**MATERIAL PROVIDED**.

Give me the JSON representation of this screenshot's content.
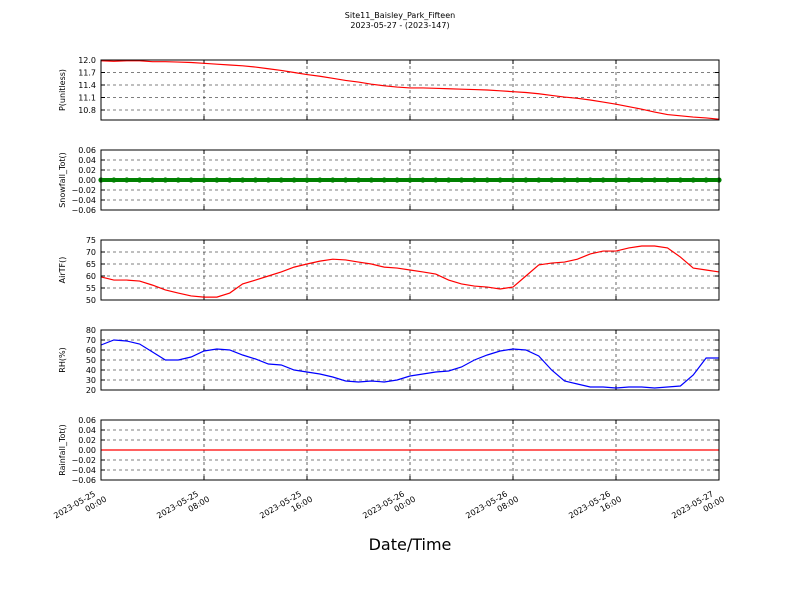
{
  "title": "Site11_Baisley_Park_Fifteen",
  "subtitle": "2023-05-27 - (2023-147)",
  "xlabel": "Date/Time",
  "xlim": [
    "2023-05-25 00:00",
    "2023-05-27 00:00"
  ],
  "xticks": [
    "2023-05-25 00:00",
    "2023-05-25 08:00",
    "2023-05-25 16:00",
    "2023-05-26 00:00",
    "2023-05-26 08:00",
    "2023-05-26 16:00",
    "2023-05-27 00:00"
  ],
  "x": [
    "2023-05-25 00:00",
    "2023-05-25 01:00",
    "2023-05-25 02:00",
    "2023-05-25 03:00",
    "2023-05-25 04:00",
    "2023-05-25 05:00",
    "2023-05-25 06:00",
    "2023-05-25 07:00",
    "2023-05-25 08:00",
    "2023-05-25 09:00",
    "2023-05-25 10:00",
    "2023-05-25 11:00",
    "2023-05-25 12:00",
    "2023-05-25 13:00",
    "2023-05-25 14:00",
    "2023-05-25 15:00",
    "2023-05-25 16:00",
    "2023-05-25 17:00",
    "2023-05-25 18:00",
    "2023-05-25 19:00",
    "2023-05-25 20:00",
    "2023-05-25 21:00",
    "2023-05-25 22:00",
    "2023-05-25 23:00",
    "2023-05-26 00:00",
    "2023-05-26 01:00",
    "2023-05-26 02:00",
    "2023-05-26 03:00",
    "2023-05-26 04:00",
    "2023-05-26 05:00",
    "2023-05-26 06:00",
    "2023-05-26 07:00",
    "2023-05-26 08:00",
    "2023-05-26 09:00",
    "2023-05-26 10:00",
    "2023-05-26 11:00",
    "2023-05-26 12:00",
    "2023-05-26 13:00",
    "2023-05-26 14:00",
    "2023-05-26 15:00",
    "2023-05-26 16:00",
    "2023-05-26 17:00",
    "2023-05-26 18:00",
    "2023-05-26 19:00",
    "2023-05-26 20:00",
    "2023-05-26 21:00",
    "2023-05-26 22:00",
    "2023-05-26 23:00",
    "2023-05-27 00:00"
  ],
  "chart_data": [
    {
      "type": "line",
      "ylabel": "P(unitless)",
      "color": "#ff0000",
      "grid": true,
      "ylim": [
        10.56,
        12.0
      ],
      "yticks": [
        10.8,
        11.1,
        11.4,
        11.7,
        {
          "value": 12.0,
          "label": "12.0"
        }
      ],
      "values": [
        11.98,
        11.97,
        11.98,
        11.98,
        11.96,
        11.96,
        11.95,
        11.94,
        11.92,
        11.9,
        11.88,
        11.86,
        11.83,
        11.79,
        11.75,
        11.7,
        11.65,
        11.61,
        11.56,
        11.51,
        11.47,
        11.42,
        11.38,
        11.35,
        11.33,
        11.33,
        11.32,
        11.31,
        11.3,
        11.29,
        11.28,
        11.26,
        11.24,
        11.22,
        11.19,
        11.15,
        11.11,
        11.08,
        11.04,
        10.99,
        10.94,
        10.88,
        10.82,
        10.75,
        10.69,
        10.66,
        10.63,
        10.61,
        10.58
      ]
    },
    {
      "type": "scatter",
      "ylabel": "Snowfall_Tot()",
      "color": "#008000",
      "grid": true,
      "ylim": [
        -0.06,
        0.06
      ],
      "yticks": [
        {
          "value": -0.06,
          "label": "−0.06"
        },
        {
          "value": -0.04,
          "label": "−0.04"
        },
        {
          "value": -0.02,
          "label": "−0.02"
        },
        {
          "value": 0,
          "label": "0.00"
        },
        {
          "value": 0.02,
          "label": "0.02"
        },
        {
          "value": 0.04,
          "label": "0.04"
        },
        {
          "value": 0.06,
          "label": "0.06"
        }
      ],
      "values": [
        0,
        0,
        0,
        0,
        0,
        0,
        0,
        0,
        0,
        0,
        0,
        0,
        0,
        0,
        0,
        0,
        0,
        0,
        0,
        0,
        0,
        0,
        0,
        0,
        0,
        0,
        0,
        0,
        0,
        0,
        0,
        0,
        0,
        0,
        0,
        0,
        0,
        0,
        0,
        0,
        0,
        0,
        0,
        0,
        0,
        0,
        0,
        0,
        0
      ]
    },
    {
      "type": "line",
      "ylabel": "AirTF()",
      "color": "#ff0000",
      "grid": true,
      "ylim": [
        50,
        75
      ],
      "yticks": [
        50,
        55,
        60,
        65,
        70,
        75
      ],
      "values": [
        59.6,
        58.3,
        58.3,
        57.9,
        56.2,
        54.2,
        52.9,
        51.7,
        51.2,
        51.2,
        52.9,
        56.7,
        58.3,
        60,
        61.7,
        63.7,
        65,
        66.2,
        67,
        66.7,
        65.8,
        65,
        63.7,
        63.3,
        62.5,
        61.7,
        60.8,
        58.3,
        56.7,
        55.8,
        55.4,
        54.6,
        55.4,
        60,
        64.6,
        65.4,
        65.8,
        67,
        69.2,
        70.4,
        70.4,
        71.7,
        72.5,
        72.5,
        71.7,
        67.9,
        63.3,
        62.5,
        61.7
      ]
    },
    {
      "type": "line",
      "ylabel": "RH(%)",
      "color": "#0000ff",
      "grid": true,
      "ylim": [
        20,
        80
      ],
      "yticks": [
        20,
        30,
        40,
        50,
        60,
        70,
        80
      ],
      "values": [
        65,
        70,
        69,
        66,
        58,
        50,
        50,
        53,
        59,
        61,
        60,
        55,
        51,
        46,
        45,
        40,
        38,
        36,
        33,
        29,
        28,
        29,
        28,
        30,
        34,
        36,
        38,
        39,
        43,
        50,
        55,
        59,
        61,
        60,
        54,
        40,
        29,
        26,
        23,
        23,
        22,
        23,
        23,
        22,
        23,
        24,
        35,
        52,
        52
      ]
    },
    {
      "type": "line",
      "ylabel": "Rainfall_Tot()",
      "color": "#ff0000",
      "grid": true,
      "ylim": [
        -0.06,
        0.06
      ],
      "yticks": [
        {
          "value": -0.06,
          "label": "−0.06"
        },
        {
          "value": -0.04,
          "label": "−0.04"
        },
        {
          "value": -0.02,
          "label": "−0.02"
        },
        {
          "value": 0,
          "label": "0.00"
        },
        {
          "value": 0.02,
          "label": "0.02"
        },
        {
          "value": 0.04,
          "label": "0.04"
        },
        {
          "value": 0.06,
          "label": "0.06"
        }
      ],
      "values": [
        0,
        0,
        0,
        0,
        0,
        0,
        0,
        0,
        0,
        0,
        0,
        0,
        0,
        0,
        0,
        0,
        0,
        0,
        0,
        0,
        0,
        0,
        0,
        0,
        0,
        0,
        0,
        0,
        0,
        0,
        0,
        0,
        0,
        0,
        0,
        0,
        0,
        0,
        0,
        0,
        0,
        0,
        0,
        0,
        0,
        0,
        0,
        0,
        0
      ]
    }
  ]
}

**WHAT THE EXERCISE ASKS**.
Transcribe all of the material exactly, leaving out whatever pictures it contains.

**CORRECT RESPONSE**.
Give me the JSON representation of this screenshot's content.
{
  "title": "Site11_Baisley_Park_Fifteen",
  "subtitle": "2023-05-27 - (2023-147)",
  "xlabel": "Date/Time",
  "xlim": [
    "2023-05-25 00:00",
    "2023-05-27 00:00"
  ],
  "xticks": [
    "2023-05-25 00:00",
    "2023-05-25 08:00",
    "2023-05-25 16:00",
    "2023-05-26 00:00",
    "2023-05-26 08:00",
    "2023-05-26 16:00",
    "2023-05-27 00:00"
  ],
  "x": [
    "2023-05-25 00:00",
    "2023-05-25 01:00",
    "2023-05-25 02:00",
    "2023-05-25 03:00",
    "2023-05-25 04:00",
    "2023-05-25 05:00",
    "2023-05-25 06:00",
    "2023-05-25 07:00",
    "2023-05-25 08:00",
    "2023-05-25 09:00",
    "2023-05-25 10:00",
    "2023-05-25 11:00",
    "2023-05-25 12:00",
    "2023-05-25 13:00",
    "2023-05-25 14:00",
    "2023-05-25 15:00",
    "2023-05-25 16:00",
    "2023-05-25 17:00",
    "2023-05-25 18:00",
    "2023-05-25 19:00",
    "2023-05-25 20:00",
    "2023-05-25 21:00",
    "2023-05-25 22:00",
    "2023-05-25 23:00",
    "2023-05-26 00:00",
    "2023-05-26 01:00",
    "2023-05-26 02:00",
    "2023-05-26 03:00",
    "2023-05-26 04:00",
    "2023-05-26 05:00",
    "2023-05-26 06:00",
    "2023-05-26 07:00",
    "2023-05-26 08:00",
    "2023-05-26 09:00",
    "2023-05-26 10:00",
    "2023-05-26 11:00",
    "2023-05-26 12:00",
    "2023-05-26 13:00",
    "2023-05-26 14:00",
    "2023-05-26 15:00",
    "2023-05-26 16:00",
    "2023-05-26 17:00",
    "2023-05-26 18:00",
    "2023-05-26 19:00",
    "2023-05-26 20:00",
    "2023-05-26 21:00",
    "2023-05-26 22:00",
    "2023-05-26 23:00",
    "2023-05-27 00:00"
  ],
  "chart_data": [
    {
      "type": "line",
      "ylabel": "P(unitless)",
      "color": "#ff0000",
      "grid": true,
      "ylim": [
        10.56,
        12.0
      ],
      "yticks": [
        10.8,
        11.1,
        11.4,
        11.7,
        {
          "value": 12.0,
          "label": "12.0"
        }
      ],
      "values": [
        11.98,
        11.97,
        11.98,
        11.98,
        11.96,
        11.96,
        11.95,
        11.94,
        11.92,
        11.9,
        11.88,
        11.86,
        11.83,
        11.79,
        11.75,
        11.7,
        11.65,
        11.61,
        11.56,
        11.51,
        11.47,
        11.42,
        11.38,
        11.35,
        11.33,
        11.33,
        11.32,
        11.31,
        11.3,
        11.29,
        11.28,
        11.26,
        11.24,
        11.22,
        11.19,
        11.15,
        11.11,
        11.08,
        11.04,
        10.99,
        10.94,
        10.88,
        10.82,
        10.75,
        10.69,
        10.66,
        10.63,
        10.61,
        10.58
      ]
    },
    {
      "type": "scatter",
      "ylabel": "Snowfall_Tot()",
      "color": "#008000",
      "grid": true,
      "ylim": [
        -0.06,
        0.06
      ],
      "yticks": [
        {
          "value": -0.06,
          "label": "−0.06"
        },
        {
          "value": -0.04,
          "label": "−0.04"
        },
        {
          "value": -0.02,
          "label": "−0.02"
        },
        {
          "value": 0,
          "label": "0.00"
        },
        {
          "value": 0.02,
          "label": "0.02"
        },
        {
          "value": 0.04,
          "label": "0.04"
        },
        {
          "value": 0.06,
          "label": "0.06"
        }
      ],
      "values": [
        0,
        0,
        0,
        0,
        0,
        0,
        0,
        0,
        0,
        0,
        0,
        0,
        0,
        0,
        0,
        0,
        0,
        0,
        0,
        0,
        0,
        0,
        0,
        0,
        0,
        0,
        0,
        0,
        0,
        0,
        0,
        0,
        0,
        0,
        0,
        0,
        0,
        0,
        0,
        0,
        0,
        0,
        0,
        0,
        0,
        0,
        0,
        0,
        0
      ]
    },
    {
      "type": "line",
      "ylabel": "AirTF()",
      "color": "#ff0000",
      "grid": true,
      "ylim": [
        50,
        75
      ],
      "yticks": [
        50,
        55,
        60,
        65,
        70,
        75
      ],
      "values": [
        59.6,
        58.3,
        58.3,
        57.9,
        56.2,
        54.2,
        52.9,
        51.7,
        51.2,
        51.2,
        52.9,
        56.7,
        58.3,
        60,
        61.7,
        63.7,
        65,
        66.2,
        67,
        66.7,
        65.8,
        65,
        63.7,
        63.3,
        62.5,
        61.7,
        60.8,
        58.3,
        56.7,
        55.8,
        55.4,
        54.6,
        55.4,
        60,
        64.6,
        65.4,
        65.8,
        67,
        69.2,
        70.4,
        70.4,
        71.7,
        72.5,
        72.5,
        71.7,
        67.9,
        63.3,
        62.5,
        61.7
      ]
    },
    {
      "type": "line",
      "ylabel": "RH(%)",
      "color": "#0000ff",
      "grid": true,
      "ylim": [
        20,
        80
      ],
      "yticks": [
        20,
        30,
        40,
        50,
        60,
        70,
        80
      ],
      "values": [
        65,
        70,
        69,
        66,
        58,
        50,
        50,
        53,
        59,
        61,
        60,
        55,
        51,
        46,
        45,
        40,
        38,
        36,
        33,
        29,
        28,
        29,
        28,
        30,
        34,
        36,
        38,
        39,
        43,
        50,
        55,
        59,
        61,
        60,
        54,
        40,
        29,
        26,
        23,
        23,
        22,
        23,
        23,
        22,
        23,
        24,
        35,
        52,
        52
      ]
    },
    {
      "type": "line",
      "ylabel": "Rainfall_Tot()",
      "color": "#ff0000",
      "grid": true,
      "ylim": [
        -0.06,
        0.06
      ],
      "yticks": [
        {
          "value": -0.06,
          "label": "−0.06"
        },
        {
          "value": -0.04,
          "label": "−0.04"
        },
        {
          "value": -0.02,
          "label": "−0.02"
        },
        {
          "value": 0,
          "label": "0.00"
        },
        {
          "value": 0.02,
          "label": "0.02"
        },
        {
          "value": 0.04,
          "label": "0.04"
        },
        {
          "value": 0.06,
          "label": "0.06"
        }
      ],
      "values": [
        0,
        0,
        0,
        0,
        0,
        0,
        0,
        0,
        0,
        0,
        0,
        0,
        0,
        0,
        0,
        0,
        0,
        0,
        0,
        0,
        0,
        0,
        0,
        0,
        0,
        0,
        0,
        0,
        0,
        0,
        0,
        0,
        0,
        0,
        0,
        0,
        0,
        0,
        0,
        0,
        0,
        0,
        0,
        0,
        0,
        0,
        0,
        0,
        0
      ]
    }
  ]
}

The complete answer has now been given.